**Directive**
Restate the whole of the material. Keep every word, and drop the pictures.

* BEGIN Material for the task *

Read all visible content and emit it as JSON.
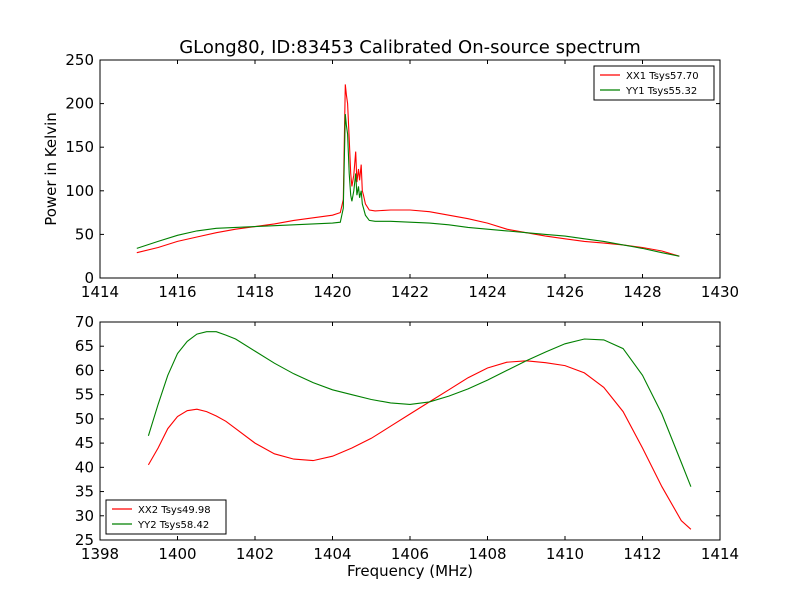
{
  "title": "GLong80, ID:83453 Calibrated On-source spectrum",
  "chart_data": [
    {
      "type": "line",
      "xlabel": "",
      "ylabel": "Power in Kelvin",
      "xlim": [
        1414,
        1430
      ],
      "ylim": [
        0,
        250
      ],
      "xticks": [
        "1414",
        "1416",
        "1418",
        "1420",
        "1422",
        "1424",
        "1426",
        "1428",
        "1430"
      ],
      "yticks": [
        "0",
        "50",
        "100",
        "150",
        "200",
        "250"
      ],
      "grid": false,
      "legend_position": "top-right",
      "series": [
        {
          "name": "XX1 Tsys57.70",
          "color": "#ff0000",
          "x": [
            1414.95,
            1415.5,
            1416.0,
            1416.5,
            1417.0,
            1417.5,
            1418.0,
            1418.5,
            1419.0,
            1419.5,
            1420.0,
            1420.2,
            1420.28,
            1420.33,
            1420.36,
            1420.39,
            1420.43,
            1420.47,
            1420.5,
            1420.55,
            1420.6,
            1420.63,
            1420.67,
            1420.7,
            1420.74,
            1420.77,
            1420.8,
            1420.85,
            1420.95,
            1421.1,
            1421.5,
            1422.0,
            1422.5,
            1423.0,
            1423.5,
            1424.0,
            1424.5,
            1425.0,
            1425.5,
            1426.0,
            1426.5,
            1427.0,
            1427.5,
            1428.0,
            1428.5,
            1428.95
          ],
          "y": [
            29,
            35,
            42,
            47,
            52,
            56,
            59,
            62,
            66,
            69,
            72,
            75,
            90,
            222,
            210,
            200,
            160,
            120,
            105,
            118,
            145,
            110,
            125,
            112,
            130,
            100,
            95,
            85,
            78,
            77,
            78,
            78,
            76,
            72,
            68,
            63,
            56,
            52,
            48,
            45,
            42,
            40,
            38,
            35,
            31,
            25
          ]
        },
        {
          "name": "YY1 Tsys55.32",
          "color": "#008000",
          "x": [
            1414.95,
            1415.5,
            1416.0,
            1416.5,
            1417.0,
            1417.5,
            1418.0,
            1418.5,
            1419.0,
            1419.5,
            1420.0,
            1420.2,
            1420.28,
            1420.33,
            1420.36,
            1420.39,
            1420.43,
            1420.47,
            1420.5,
            1420.55,
            1420.6,
            1420.63,
            1420.67,
            1420.7,
            1420.74,
            1420.77,
            1420.8,
            1420.85,
            1420.95,
            1421.1,
            1421.5,
            1422.0,
            1422.5,
            1423.0,
            1423.5,
            1424.0,
            1424.5,
            1425.0,
            1425.5,
            1426.0,
            1426.5,
            1427.0,
            1427.5,
            1428.0,
            1428.5,
            1428.95
          ],
          "y": [
            34,
            42,
            49,
            54,
            57,
            58,
            59,
            60,
            61,
            62,
            63,
            64,
            80,
            188,
            175,
            165,
            120,
            95,
            88,
            100,
            120,
            95,
            105,
            92,
            100,
            85,
            80,
            72,
            66,
            65,
            65,
            64,
            63,
            61,
            58,
            56,
            54,
            52,
            50,
            48,
            45,
            42,
            38,
            34,
            29,
            25
          ]
        }
      ]
    },
    {
      "type": "line",
      "xlabel": "Frequency (MHz)",
      "ylabel": "",
      "xlim": [
        1398,
        1414
      ],
      "ylim": [
        25,
        70
      ],
      "xticks": [
        "1398",
        "1400",
        "1402",
        "1404",
        "1406",
        "1408",
        "1410",
        "1412",
        "1414"
      ],
      "yticks": [
        "25",
        "30",
        "35",
        "40",
        "45",
        "50",
        "55",
        "60",
        "65",
        "70"
      ],
      "grid": false,
      "legend_position": "bottom-left",
      "series": [
        {
          "name": "XX2 Tsys49.98",
          "color": "#ff0000",
          "x": [
            1399.25,
            1399.5,
            1399.75,
            1400.0,
            1400.25,
            1400.5,
            1400.75,
            1401.0,
            1401.25,
            1401.5,
            1402.0,
            1402.5,
            1403.0,
            1403.5,
            1404.0,
            1404.5,
            1405.0,
            1405.5,
            1406.0,
            1406.5,
            1407.0,
            1407.5,
            1408.0,
            1408.5,
            1409.0,
            1409.5,
            1410.0,
            1410.5,
            1411.0,
            1411.5,
            1412.0,
            1412.5,
            1413.0,
            1413.25
          ],
          "y": [
            40.5,
            44,
            48,
            50.5,
            51.7,
            52,
            51.5,
            50.6,
            49.5,
            48,
            45,
            42.8,
            41.7,
            41.4,
            42.3,
            44,
            46,
            48.5,
            51,
            53.5,
            56,
            58.5,
            60.5,
            61.7,
            62,
            61.6,
            61,
            59.5,
            56.5,
            51.5,
            44,
            36,
            29,
            27.2
          ]
        },
        {
          "name": "YY2 Tsys58.42",
          "color": "#008000",
          "x": [
            1399.25,
            1399.5,
            1399.75,
            1400.0,
            1400.25,
            1400.5,
            1400.75,
            1401.0,
            1401.25,
            1401.5,
            1402.0,
            1402.5,
            1403.0,
            1403.5,
            1404.0,
            1404.5,
            1405.0,
            1405.5,
            1406.0,
            1406.5,
            1407.0,
            1407.5,
            1408.0,
            1408.5,
            1409.0,
            1409.5,
            1410.0,
            1410.5,
            1411.0,
            1411.5,
            1412.0,
            1412.5,
            1413.0,
            1413.25
          ],
          "y": [
            46.5,
            53,
            59,
            63.5,
            66,
            67.5,
            68,
            68,
            67.3,
            66.5,
            64,
            61.5,
            59.3,
            57.5,
            56,
            55,
            54,
            53.3,
            53,
            53.5,
            54.7,
            56.2,
            58,
            60,
            62,
            63.8,
            65.5,
            66.5,
            66.3,
            64.5,
            59,
            51,
            41,
            36
          ]
        }
      ]
    }
  ]
}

* END Material for the task *

**Answer to this task**
Read all visible content and emit it as JSON.
{
  "title": "GLong80, ID:83453 Calibrated On-source spectrum",
  "chart_data": [
    {
      "type": "line",
      "xlabel": "",
      "ylabel": "Power in Kelvin",
      "xlim": [
        1414,
        1430
      ],
      "ylim": [
        0,
        250
      ],
      "xticks": [
        "1414",
        "1416",
        "1418",
        "1420",
        "1422",
        "1424",
        "1426",
        "1428",
        "1430"
      ],
      "yticks": [
        "0",
        "50",
        "100",
        "150",
        "200",
        "250"
      ],
      "grid": false,
      "legend_position": "top-right",
      "series": [
        {
          "name": "XX1 Tsys57.70",
          "color": "#ff0000",
          "x": [
            1414.95,
            1415.5,
            1416.0,
            1416.5,
            1417.0,
            1417.5,
            1418.0,
            1418.5,
            1419.0,
            1419.5,
            1420.0,
            1420.2,
            1420.28,
            1420.33,
            1420.36,
            1420.39,
            1420.43,
            1420.47,
            1420.5,
            1420.55,
            1420.6,
            1420.63,
            1420.67,
            1420.7,
            1420.74,
            1420.77,
            1420.8,
            1420.85,
            1420.95,
            1421.1,
            1421.5,
            1422.0,
            1422.5,
            1423.0,
            1423.5,
            1424.0,
            1424.5,
            1425.0,
            1425.5,
            1426.0,
            1426.5,
            1427.0,
            1427.5,
            1428.0,
            1428.5,
            1428.95
          ],
          "y": [
            29,
            35,
            42,
            47,
            52,
            56,
            59,
            62,
            66,
            69,
            72,
            75,
            90,
            222,
            210,
            200,
            160,
            120,
            105,
            118,
            145,
            110,
            125,
            112,
            130,
            100,
            95,
            85,
            78,
            77,
            78,
            78,
            76,
            72,
            68,
            63,
            56,
            52,
            48,
            45,
            42,
            40,
            38,
            35,
            31,
            25
          ]
        },
        {
          "name": "YY1 Tsys55.32",
          "color": "#008000",
          "x": [
            1414.95,
            1415.5,
            1416.0,
            1416.5,
            1417.0,
            1417.5,
            1418.0,
            1418.5,
            1419.0,
            1419.5,
            1420.0,
            1420.2,
            1420.28,
            1420.33,
            1420.36,
            1420.39,
            1420.43,
            1420.47,
            1420.5,
            1420.55,
            1420.6,
            1420.63,
            1420.67,
            1420.7,
            1420.74,
            1420.77,
            1420.8,
            1420.85,
            1420.95,
            1421.1,
            1421.5,
            1422.0,
            1422.5,
            1423.0,
            1423.5,
            1424.0,
            1424.5,
            1425.0,
            1425.5,
            1426.0,
            1426.5,
            1427.0,
            1427.5,
            1428.0,
            1428.5,
            1428.95
          ],
          "y": [
            34,
            42,
            49,
            54,
            57,
            58,
            59,
            60,
            61,
            62,
            63,
            64,
            80,
            188,
            175,
            165,
            120,
            95,
            88,
            100,
            120,
            95,
            105,
            92,
            100,
            85,
            80,
            72,
            66,
            65,
            65,
            64,
            63,
            61,
            58,
            56,
            54,
            52,
            50,
            48,
            45,
            42,
            38,
            34,
            29,
            25
          ]
        }
      ]
    },
    {
      "type": "line",
      "xlabel": "Frequency (MHz)",
      "ylabel": "",
      "xlim": [
        1398,
        1414
      ],
      "ylim": [
        25,
        70
      ],
      "xticks": [
        "1398",
        "1400",
        "1402",
        "1404",
        "1406",
        "1408",
        "1410",
        "1412",
        "1414"
      ],
      "yticks": [
        "25",
        "30",
        "35",
        "40",
        "45",
        "50",
        "55",
        "60",
        "65",
        "70"
      ],
      "grid": false,
      "legend_position": "bottom-left",
      "series": [
        {
          "name": "XX2 Tsys49.98",
          "color": "#ff0000",
          "x": [
            1399.25,
            1399.5,
            1399.75,
            1400.0,
            1400.25,
            1400.5,
            1400.75,
            1401.0,
            1401.25,
            1401.5,
            1402.0,
            1402.5,
            1403.0,
            1403.5,
            1404.0,
            1404.5,
            1405.0,
            1405.5,
            1406.0,
            1406.5,
            1407.0,
            1407.5,
            1408.0,
            1408.5,
            1409.0,
            1409.5,
            1410.0,
            1410.5,
            1411.0,
            1411.5,
            1412.0,
            1412.5,
            1413.0,
            1413.25
          ],
          "y": [
            40.5,
            44,
            48,
            50.5,
            51.7,
            52,
            51.5,
            50.6,
            49.5,
            48,
            45,
            42.8,
            41.7,
            41.4,
            42.3,
            44,
            46,
            48.5,
            51,
            53.5,
            56,
            58.5,
            60.5,
            61.7,
            62,
            61.6,
            61,
            59.5,
            56.5,
            51.5,
            44,
            36,
            29,
            27.2
          ]
        },
        {
          "name": "YY2 Tsys58.42",
          "color": "#008000",
          "x": [
            1399.25,
            1399.5,
            1399.75,
            1400.0,
            1400.25,
            1400.5,
            1400.75,
            1401.0,
            1401.25,
            1401.5,
            1402.0,
            1402.5,
            1403.0,
            1403.5,
            1404.0,
            1404.5,
            1405.0,
            1405.5,
            1406.0,
            1406.5,
            1407.0,
            1407.5,
            1408.0,
            1408.5,
            1409.0,
            1409.5,
            1410.0,
            1410.5,
            1411.0,
            1411.5,
            1412.0,
            1412.5,
            1413.0,
            1413.25
          ],
          "y": [
            46.5,
            53,
            59,
            63.5,
            66,
            67.5,
            68,
            68,
            67.3,
            66.5,
            64,
            61.5,
            59.3,
            57.5,
            56,
            55,
            54,
            53.3,
            53,
            53.5,
            54.7,
            56.2,
            58,
            60,
            62,
            63.8,
            65.5,
            66.5,
            66.3,
            64.5,
            59,
            51,
            41,
            36
          ]
        }
      ]
    }
  ]
}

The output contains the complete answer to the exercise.